╔══
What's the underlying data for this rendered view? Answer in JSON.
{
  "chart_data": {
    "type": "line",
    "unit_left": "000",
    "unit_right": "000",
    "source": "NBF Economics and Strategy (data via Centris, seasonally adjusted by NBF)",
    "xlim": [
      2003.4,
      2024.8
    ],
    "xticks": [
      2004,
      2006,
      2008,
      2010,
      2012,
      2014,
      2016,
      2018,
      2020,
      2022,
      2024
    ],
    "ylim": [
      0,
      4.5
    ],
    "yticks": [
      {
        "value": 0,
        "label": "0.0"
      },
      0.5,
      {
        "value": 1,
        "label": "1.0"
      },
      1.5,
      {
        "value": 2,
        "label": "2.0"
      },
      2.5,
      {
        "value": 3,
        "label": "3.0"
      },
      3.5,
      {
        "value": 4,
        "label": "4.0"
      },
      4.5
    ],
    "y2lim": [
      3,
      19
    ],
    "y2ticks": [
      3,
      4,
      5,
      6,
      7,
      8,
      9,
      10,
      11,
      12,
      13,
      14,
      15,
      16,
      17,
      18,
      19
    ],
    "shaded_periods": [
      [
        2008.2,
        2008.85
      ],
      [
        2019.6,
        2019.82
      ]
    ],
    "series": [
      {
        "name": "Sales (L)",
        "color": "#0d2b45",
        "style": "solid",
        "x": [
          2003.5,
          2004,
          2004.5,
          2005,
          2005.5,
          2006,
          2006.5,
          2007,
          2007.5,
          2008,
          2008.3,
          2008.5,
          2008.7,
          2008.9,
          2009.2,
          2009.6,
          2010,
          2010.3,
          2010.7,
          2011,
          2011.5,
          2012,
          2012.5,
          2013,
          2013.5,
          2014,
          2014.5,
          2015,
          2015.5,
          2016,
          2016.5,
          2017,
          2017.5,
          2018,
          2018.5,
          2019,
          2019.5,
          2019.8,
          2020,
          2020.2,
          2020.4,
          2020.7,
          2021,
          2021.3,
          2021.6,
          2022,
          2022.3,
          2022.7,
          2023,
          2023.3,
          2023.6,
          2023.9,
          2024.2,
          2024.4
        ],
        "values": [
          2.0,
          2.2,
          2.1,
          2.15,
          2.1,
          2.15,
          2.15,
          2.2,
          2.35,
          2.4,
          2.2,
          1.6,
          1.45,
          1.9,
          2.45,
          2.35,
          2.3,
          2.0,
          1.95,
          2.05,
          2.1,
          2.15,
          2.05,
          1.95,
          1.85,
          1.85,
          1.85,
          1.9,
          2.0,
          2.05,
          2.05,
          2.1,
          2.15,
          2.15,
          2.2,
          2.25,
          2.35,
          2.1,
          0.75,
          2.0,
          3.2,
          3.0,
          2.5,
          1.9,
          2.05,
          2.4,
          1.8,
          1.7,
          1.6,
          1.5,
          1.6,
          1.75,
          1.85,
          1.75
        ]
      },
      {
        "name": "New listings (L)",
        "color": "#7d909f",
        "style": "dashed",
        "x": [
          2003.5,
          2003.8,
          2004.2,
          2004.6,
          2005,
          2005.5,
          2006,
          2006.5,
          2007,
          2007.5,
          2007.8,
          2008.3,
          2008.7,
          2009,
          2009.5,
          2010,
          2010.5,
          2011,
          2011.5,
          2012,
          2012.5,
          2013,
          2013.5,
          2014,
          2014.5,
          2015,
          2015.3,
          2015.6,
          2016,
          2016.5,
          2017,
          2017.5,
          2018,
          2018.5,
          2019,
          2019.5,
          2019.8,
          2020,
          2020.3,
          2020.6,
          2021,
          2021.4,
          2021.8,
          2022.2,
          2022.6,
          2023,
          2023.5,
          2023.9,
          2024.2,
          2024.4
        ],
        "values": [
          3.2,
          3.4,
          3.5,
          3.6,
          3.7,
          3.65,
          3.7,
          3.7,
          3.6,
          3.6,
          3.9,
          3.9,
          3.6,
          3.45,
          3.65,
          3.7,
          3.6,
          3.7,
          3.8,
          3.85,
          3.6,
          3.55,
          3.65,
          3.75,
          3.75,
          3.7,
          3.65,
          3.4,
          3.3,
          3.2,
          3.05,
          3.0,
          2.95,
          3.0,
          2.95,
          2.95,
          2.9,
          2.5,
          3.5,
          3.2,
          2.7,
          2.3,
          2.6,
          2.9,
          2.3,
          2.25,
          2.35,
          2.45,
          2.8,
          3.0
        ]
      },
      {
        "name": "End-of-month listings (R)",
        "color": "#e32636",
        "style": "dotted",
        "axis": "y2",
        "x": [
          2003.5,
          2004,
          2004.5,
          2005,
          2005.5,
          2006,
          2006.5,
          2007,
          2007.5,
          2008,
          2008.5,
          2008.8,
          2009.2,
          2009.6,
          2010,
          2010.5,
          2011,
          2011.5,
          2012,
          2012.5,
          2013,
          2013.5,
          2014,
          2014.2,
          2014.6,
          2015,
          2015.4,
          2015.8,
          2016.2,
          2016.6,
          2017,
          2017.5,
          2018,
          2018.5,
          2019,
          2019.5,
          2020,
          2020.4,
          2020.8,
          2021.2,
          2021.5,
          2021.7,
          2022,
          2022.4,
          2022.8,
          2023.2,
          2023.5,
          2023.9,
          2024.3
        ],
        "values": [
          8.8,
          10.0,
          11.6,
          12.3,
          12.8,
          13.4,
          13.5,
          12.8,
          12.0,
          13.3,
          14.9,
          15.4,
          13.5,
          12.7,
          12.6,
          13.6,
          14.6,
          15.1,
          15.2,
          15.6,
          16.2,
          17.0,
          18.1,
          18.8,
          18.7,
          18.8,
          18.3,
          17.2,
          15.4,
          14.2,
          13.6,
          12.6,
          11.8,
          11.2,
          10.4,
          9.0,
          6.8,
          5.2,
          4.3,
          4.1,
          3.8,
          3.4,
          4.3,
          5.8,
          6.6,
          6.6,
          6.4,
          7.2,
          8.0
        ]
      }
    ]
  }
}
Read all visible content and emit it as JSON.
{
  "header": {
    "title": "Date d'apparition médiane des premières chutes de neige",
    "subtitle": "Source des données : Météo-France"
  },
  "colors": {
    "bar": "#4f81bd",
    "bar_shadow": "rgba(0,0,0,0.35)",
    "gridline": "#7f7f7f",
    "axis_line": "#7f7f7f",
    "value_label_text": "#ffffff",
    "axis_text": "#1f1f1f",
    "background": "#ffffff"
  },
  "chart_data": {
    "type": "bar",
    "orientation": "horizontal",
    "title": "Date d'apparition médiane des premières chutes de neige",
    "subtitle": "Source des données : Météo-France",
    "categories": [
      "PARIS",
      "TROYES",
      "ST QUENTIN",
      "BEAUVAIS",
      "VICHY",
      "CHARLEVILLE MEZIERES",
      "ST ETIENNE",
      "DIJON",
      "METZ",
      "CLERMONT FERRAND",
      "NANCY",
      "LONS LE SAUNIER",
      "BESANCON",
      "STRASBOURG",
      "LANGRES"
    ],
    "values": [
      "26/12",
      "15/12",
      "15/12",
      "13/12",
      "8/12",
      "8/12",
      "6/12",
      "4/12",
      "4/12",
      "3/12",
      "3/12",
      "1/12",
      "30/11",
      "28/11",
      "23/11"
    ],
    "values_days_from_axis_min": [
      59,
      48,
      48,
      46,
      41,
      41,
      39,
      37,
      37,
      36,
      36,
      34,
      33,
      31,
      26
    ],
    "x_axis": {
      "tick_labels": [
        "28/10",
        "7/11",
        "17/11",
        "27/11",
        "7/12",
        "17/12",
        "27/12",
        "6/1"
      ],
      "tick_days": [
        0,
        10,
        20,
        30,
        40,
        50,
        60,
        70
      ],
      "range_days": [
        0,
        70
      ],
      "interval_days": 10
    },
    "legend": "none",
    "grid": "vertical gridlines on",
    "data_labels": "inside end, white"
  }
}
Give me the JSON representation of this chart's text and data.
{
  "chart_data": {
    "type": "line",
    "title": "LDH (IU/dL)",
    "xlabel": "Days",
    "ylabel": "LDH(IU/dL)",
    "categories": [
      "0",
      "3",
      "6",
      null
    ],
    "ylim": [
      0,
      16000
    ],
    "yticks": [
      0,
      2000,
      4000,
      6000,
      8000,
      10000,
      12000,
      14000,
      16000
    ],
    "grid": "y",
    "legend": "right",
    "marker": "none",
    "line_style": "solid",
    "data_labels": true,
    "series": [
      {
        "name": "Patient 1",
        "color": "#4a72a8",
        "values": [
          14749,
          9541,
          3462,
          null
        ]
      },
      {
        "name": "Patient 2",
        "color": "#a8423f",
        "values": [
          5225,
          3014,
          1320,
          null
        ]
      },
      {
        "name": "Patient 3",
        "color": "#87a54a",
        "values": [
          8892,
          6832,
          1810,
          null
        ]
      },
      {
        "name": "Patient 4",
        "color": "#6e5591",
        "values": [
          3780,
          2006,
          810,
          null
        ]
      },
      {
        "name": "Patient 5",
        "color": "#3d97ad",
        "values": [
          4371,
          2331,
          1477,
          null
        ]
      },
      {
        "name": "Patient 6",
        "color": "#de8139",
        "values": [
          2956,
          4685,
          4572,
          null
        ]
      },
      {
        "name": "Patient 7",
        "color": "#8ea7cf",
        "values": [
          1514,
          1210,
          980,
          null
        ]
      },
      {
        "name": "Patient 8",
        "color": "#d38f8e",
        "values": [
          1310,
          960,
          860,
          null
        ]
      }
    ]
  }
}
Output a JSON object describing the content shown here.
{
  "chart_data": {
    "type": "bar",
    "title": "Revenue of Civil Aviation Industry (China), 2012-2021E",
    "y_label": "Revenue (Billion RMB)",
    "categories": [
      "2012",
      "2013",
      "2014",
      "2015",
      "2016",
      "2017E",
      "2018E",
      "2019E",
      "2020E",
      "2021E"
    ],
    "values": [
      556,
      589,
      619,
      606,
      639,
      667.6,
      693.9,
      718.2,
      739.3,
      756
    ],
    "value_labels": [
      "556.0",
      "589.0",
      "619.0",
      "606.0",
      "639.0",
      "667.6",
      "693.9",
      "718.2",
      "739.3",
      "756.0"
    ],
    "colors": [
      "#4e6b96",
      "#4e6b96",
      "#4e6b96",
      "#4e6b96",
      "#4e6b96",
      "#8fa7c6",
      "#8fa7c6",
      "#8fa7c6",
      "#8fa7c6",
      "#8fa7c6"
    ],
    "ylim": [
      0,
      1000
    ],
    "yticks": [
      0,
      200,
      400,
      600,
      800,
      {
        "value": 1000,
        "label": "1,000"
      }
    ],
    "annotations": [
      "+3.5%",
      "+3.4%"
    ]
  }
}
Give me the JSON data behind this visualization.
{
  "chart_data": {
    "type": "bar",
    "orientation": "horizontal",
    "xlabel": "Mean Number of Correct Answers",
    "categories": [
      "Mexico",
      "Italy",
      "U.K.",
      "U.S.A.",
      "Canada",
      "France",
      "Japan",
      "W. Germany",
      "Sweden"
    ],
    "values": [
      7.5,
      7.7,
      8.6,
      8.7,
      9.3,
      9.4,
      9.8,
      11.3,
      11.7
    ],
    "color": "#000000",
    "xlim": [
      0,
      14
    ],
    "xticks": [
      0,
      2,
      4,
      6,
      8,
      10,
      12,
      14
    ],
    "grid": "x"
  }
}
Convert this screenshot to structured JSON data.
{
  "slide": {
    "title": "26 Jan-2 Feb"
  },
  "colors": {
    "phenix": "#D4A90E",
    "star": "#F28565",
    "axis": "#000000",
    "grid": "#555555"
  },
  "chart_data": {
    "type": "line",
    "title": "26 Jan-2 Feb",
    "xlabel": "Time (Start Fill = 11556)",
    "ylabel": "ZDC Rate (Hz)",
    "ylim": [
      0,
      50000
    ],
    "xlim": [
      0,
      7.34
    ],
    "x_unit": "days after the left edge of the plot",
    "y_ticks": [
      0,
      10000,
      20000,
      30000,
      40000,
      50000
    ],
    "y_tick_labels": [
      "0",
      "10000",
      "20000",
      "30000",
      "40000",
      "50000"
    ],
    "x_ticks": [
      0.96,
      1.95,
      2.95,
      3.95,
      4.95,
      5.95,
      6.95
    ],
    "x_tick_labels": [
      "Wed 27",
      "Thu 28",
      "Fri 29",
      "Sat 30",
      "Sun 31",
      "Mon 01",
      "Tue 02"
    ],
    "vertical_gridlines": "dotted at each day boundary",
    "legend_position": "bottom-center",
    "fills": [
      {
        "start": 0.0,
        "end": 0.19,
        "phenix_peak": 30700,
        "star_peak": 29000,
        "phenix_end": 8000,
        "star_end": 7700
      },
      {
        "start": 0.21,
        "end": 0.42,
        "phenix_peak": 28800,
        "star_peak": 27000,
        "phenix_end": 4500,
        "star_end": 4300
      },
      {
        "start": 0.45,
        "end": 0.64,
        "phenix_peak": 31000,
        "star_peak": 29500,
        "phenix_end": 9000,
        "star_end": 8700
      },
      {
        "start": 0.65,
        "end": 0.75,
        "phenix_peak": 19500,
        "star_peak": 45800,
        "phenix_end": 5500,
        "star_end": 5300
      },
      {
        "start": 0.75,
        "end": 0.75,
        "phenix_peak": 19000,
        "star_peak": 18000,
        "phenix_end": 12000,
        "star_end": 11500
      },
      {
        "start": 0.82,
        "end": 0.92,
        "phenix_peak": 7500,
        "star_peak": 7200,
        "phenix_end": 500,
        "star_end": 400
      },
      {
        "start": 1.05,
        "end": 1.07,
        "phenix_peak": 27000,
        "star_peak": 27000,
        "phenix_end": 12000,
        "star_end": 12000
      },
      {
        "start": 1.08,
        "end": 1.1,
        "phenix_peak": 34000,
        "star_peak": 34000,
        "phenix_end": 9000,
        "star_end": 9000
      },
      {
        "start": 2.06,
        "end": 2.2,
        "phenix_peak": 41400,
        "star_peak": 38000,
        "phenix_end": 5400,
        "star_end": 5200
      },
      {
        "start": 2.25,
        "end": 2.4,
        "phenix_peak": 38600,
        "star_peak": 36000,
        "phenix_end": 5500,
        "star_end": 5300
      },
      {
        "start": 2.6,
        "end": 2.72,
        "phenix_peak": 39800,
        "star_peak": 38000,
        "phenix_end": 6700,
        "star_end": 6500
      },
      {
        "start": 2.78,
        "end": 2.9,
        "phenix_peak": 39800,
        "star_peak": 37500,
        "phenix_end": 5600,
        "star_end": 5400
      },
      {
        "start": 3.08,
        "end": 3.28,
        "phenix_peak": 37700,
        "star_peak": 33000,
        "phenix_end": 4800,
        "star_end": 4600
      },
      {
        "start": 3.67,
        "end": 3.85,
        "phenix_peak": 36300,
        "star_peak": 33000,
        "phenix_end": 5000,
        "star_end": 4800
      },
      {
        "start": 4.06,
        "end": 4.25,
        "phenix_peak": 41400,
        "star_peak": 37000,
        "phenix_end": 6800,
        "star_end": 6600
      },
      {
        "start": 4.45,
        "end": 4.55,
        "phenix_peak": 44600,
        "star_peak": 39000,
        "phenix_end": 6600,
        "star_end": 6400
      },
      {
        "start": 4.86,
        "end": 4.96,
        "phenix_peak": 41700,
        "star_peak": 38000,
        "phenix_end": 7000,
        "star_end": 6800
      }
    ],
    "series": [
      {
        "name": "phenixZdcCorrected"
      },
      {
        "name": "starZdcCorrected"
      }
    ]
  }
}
╚══
* **Set problem**: Provide the count, and nothing else, of lines in the data above where the word "dotted" occurs.

* **Solution to the exercise**: 2